**Your objective:** Reply with one number: how many lines contain the word "στήν".

**Information given:**

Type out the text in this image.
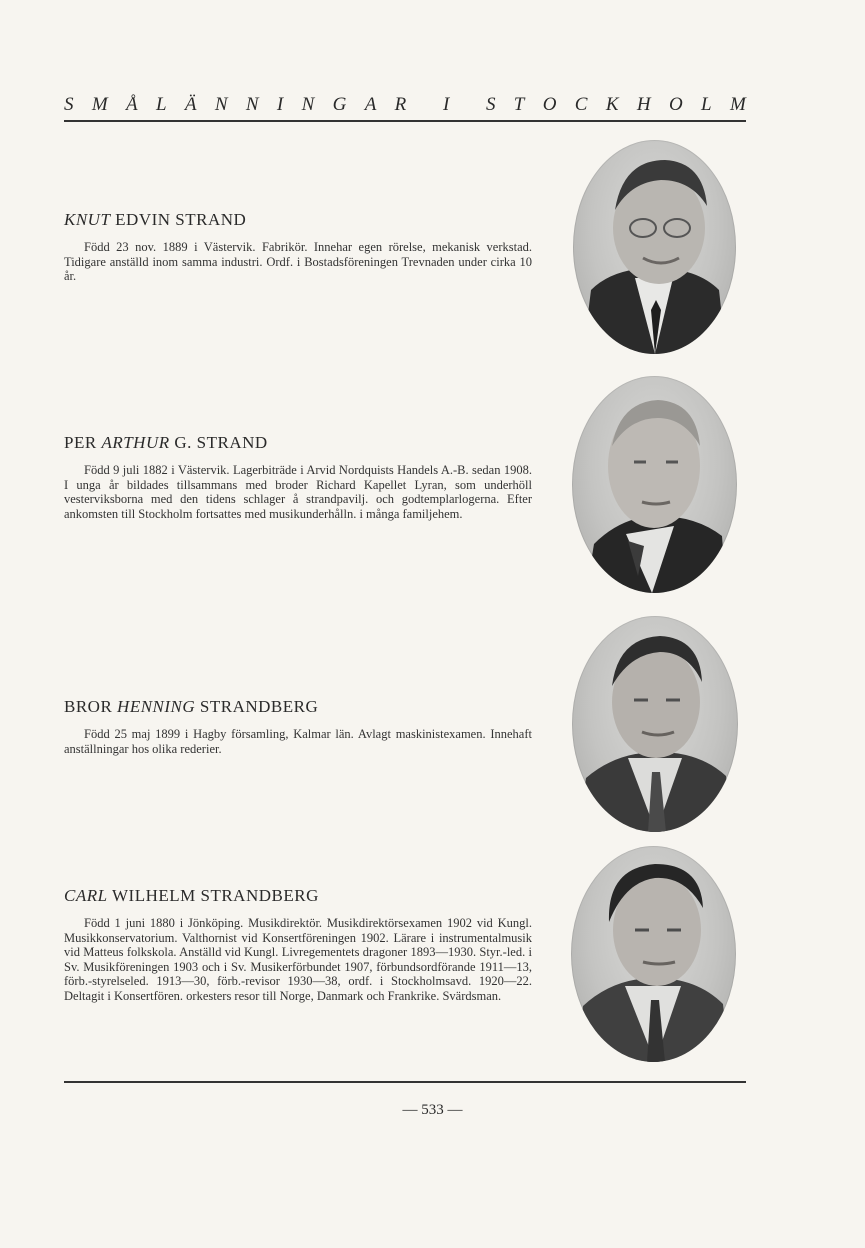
S M Å L Ä N N I N G A R I S T O C K H O L M
KNUT EDVIN STRAND

Född 23 nov. 1889 i Västervik. Fabrikör. Innehar egen rörelse, mekanisk verkstad. Tidigare anställd inom samma industri. Ordf. i Bostadsföreningen Trevnaden under cirka 10 år.

PER ARTHUR G. STRAND

Född 9 juli 1882 i Västervik. Lagerbiträde i Arvid Nordquists Handels A.-B. sedan 1908. I unga år bildades tillsammans med broder Richard Kapellet Lyran, som underhöll vesterviksborna med den tidens schlager å strandpavilj. och godtemplarlogerna. Efter ankomsten till Stockholm fortsattes med musikunderhålln. i många familjehem.

BROR HENNING STRANDBERG

Född 25 maj 1899 i Hagby församling, Kalmar län. Avlagt maskinistexamen. Innehaft anställningar hos olika rederier.

CARL WILHELM STRANDBERG

Född 1 juni 1880 i Jönköping. Musikdirektör. Musikdirektörsexamen 1902 vid Kungl. Musikkonservatorium. Valthornist vid Konsertföreningen 1902. Lärare i instrumentalmusik vid Matteus folkskola. Anställd vid Kungl. Livregementets dragoner 1893—1930. Styr.-led. i Sv. Musikföreningen 1903 och i Sv. Musikerförbundet 1907, förbundsordförande 1911—13, förb.-styrelseled. 1913—30, förb.-revisor 1930—38, ordf. i Stockholmsavd. 1920—22. Deltagit i Konsertfören. orkesters resor till Norge, Danmark och Frankrike. Svärdsman.

— 533 —
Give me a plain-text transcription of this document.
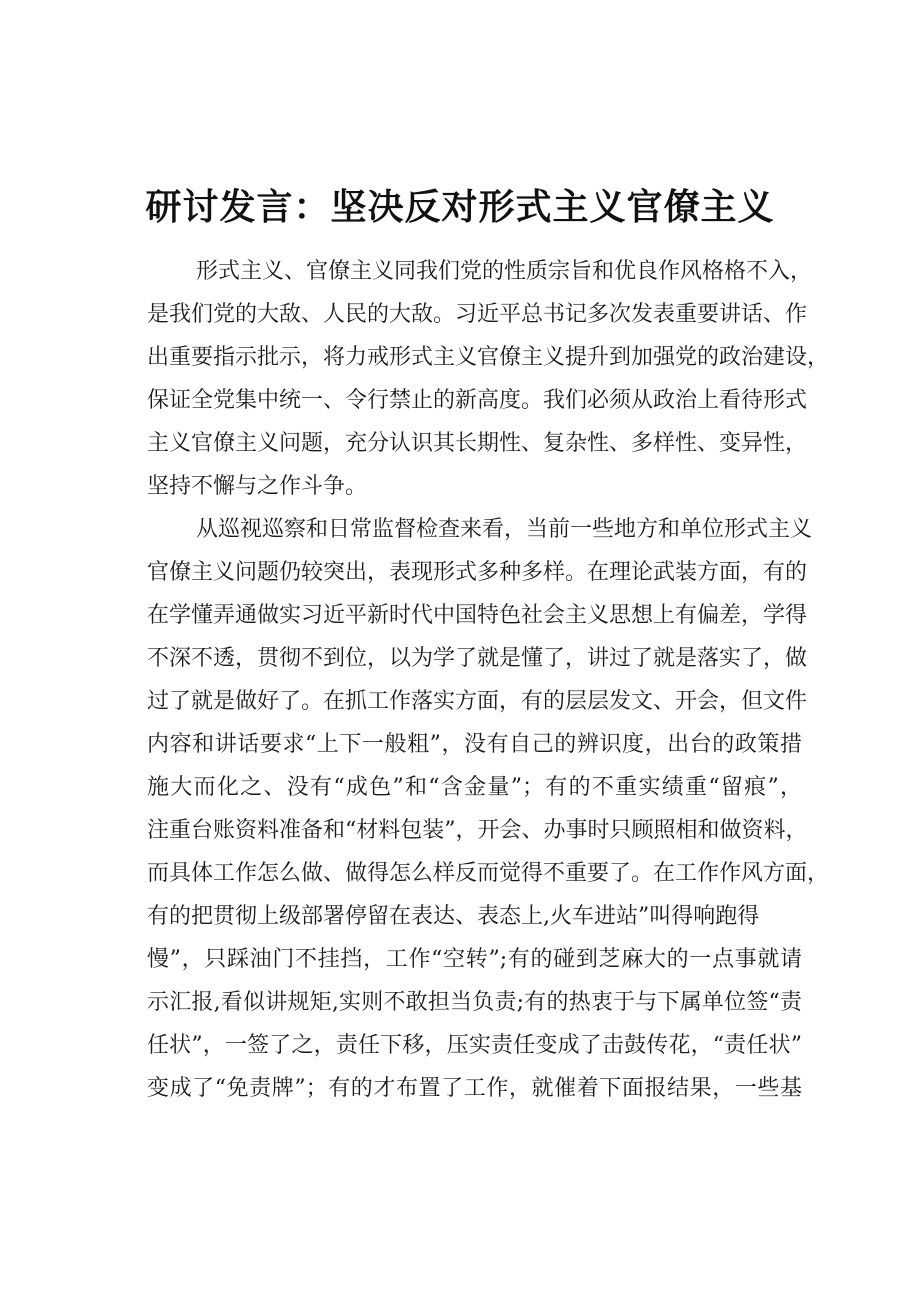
研讨发言：坚决反对形式主义官僚主义
形式主义、官僚主义同我们党的性质宗旨和优良作风格格不入，
是我们党的大敌、人民的大敌。习近平总书记多次发表重要讲话、作
出重要指示批示，将力戒形式主义官僚主义提升到加强党的政治建设，
保证全党集中统一、令行禁止的新高度。我们必须从政治上看待形式
主义官僚主义问题，充分认识其长期性、复杂性、多样性、变异性，
坚持不懈与之作斗争。
从巡视巡察和日常监督检查来看，当前一些地方和单位形式主义
官僚主义问题仍较突出，表现形式多种多样。在理论武装方面，有的
在学懂弄通做实习近平新时代中国特色社会主义思想上有偏差，学得
不深不透，贯彻不到位，以为学了就是懂了，讲过了就是落实了，做
过了就是做好了。在抓工作落实方面，有的层层发文、开会，但文件
内容和讲话要求“上下一般粗”，没有自己的辨识度，出台的政策措
施大而化之、没有“成色”和“含金量”；有的不重实绩重“留痕”，
注重台账资料准备和“材料包装”，开会、办事时只顾照相和做资料，
而具体工作怎么做、做得怎么样反而觉得不重要了。在工作作风方面，
有的把贯彻上级部署停留在表达、表态上,火车进站”叫得响跑得
慢”，只踩油门不挂挡，工作“空转”;有的碰到芝麻大的一点事就请
示汇报,看似讲规矩,实则不敢担当负责;有的热衷于与下属单位签“责
任状”，一签了之，责任下移，压实责任变成了击鼓传花，“责任状”
变成了“免责牌”；有的才布置了工作，就催着下面报结果，一些基
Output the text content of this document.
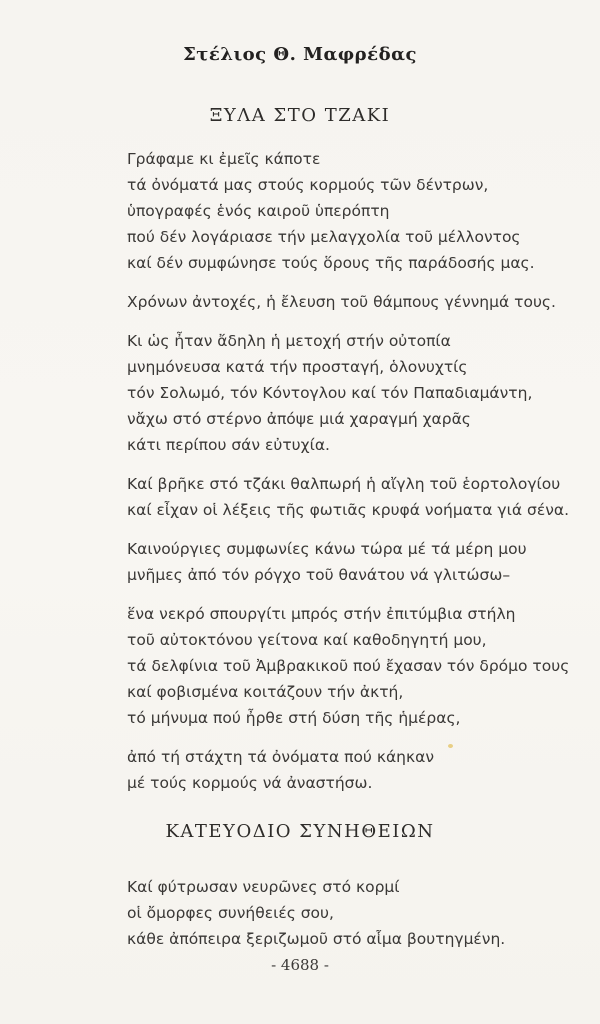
Στέλιος Θ. Μαφρέδας
ΞΥΛΑ ΣΤΟ ΤΖΑΚΙ
Γράφαμε κι ἐμεῖς κάποτε
τά ὀνόματά μας στούς κορμούς τῶν δέντρων,
ὑπογραφές ἑνός καιροῦ ὑπερόπτη
πού δέν λογάριασε τήν μελαγχολία τοῦ μέλλοντος
καί δέν συμφώνησε τούς ὅρους τῆς παράδοσής μας.
Χρόνων ἀντοχές, ἡ ἔλευση τοῦ θάμπους γέννημά τους.
Κι ὡς ἦταν ἄδηλη ἡ μετοχή στήν οὐτοπία
μνημόνευσα κατά τήν προσταγή, ὁλονυχτίς
τόν Σολωμό, τόν Κόντογλου καί τόν Παπαδιαμάντη,
νἄχω στό στέρνο ἀπόψε μιά χαραγμή χαρᾶς
κάτι περίπου σάν εὐτυχία.
Καί βρῆκε στό τζάκι θαλπωρή ἡ αἴγλη τοῦ ἑορτολογίου
καί εἶχαν οἱ λέξεις τῆς φωτιᾶς κρυφά νοήματα γιά σένα.
Καινούργιες συμφωνίες κάνω τώρα μέ τά μέρη μου
μνῆμες ἀπό τόν ρόγχο τοῦ θανάτου νά γλιτώσω–
ἕνα νεκρό σπουργίτι μπρός στήν ἐπιτύμβια στήλη
τοῦ αὐτοκτόνου γείτονα καί καθοδηγητή μου,
τά δελφίνια τοῦ Ἀμβρακικοῦ πού ἔχασαν τόν δρόμο τους
καί φοβισμένα κοιτάζουν τήν ἀκτή,
τό μήνυμα πού ἦρθε στή δύση τῆς ἡμέρας,
ἀπό τή στάχτη τά ὀνόματα πού κάηκαν
μέ τούς κορμούς νά ἀναστήσω.
ΚΑΤΕΥΟΔΙΟ ΣΥΝΗΘΕΙΩΝ
Καί φύτρωσαν νευρῶνες στό κορμί
οἱ ὄμορφες συνήθειές σου,
κάθε ἀπόπειρα ξεριζωμοῦ στό αἷμα βουτηγμένη.
- 4688 -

**Complete response:** 2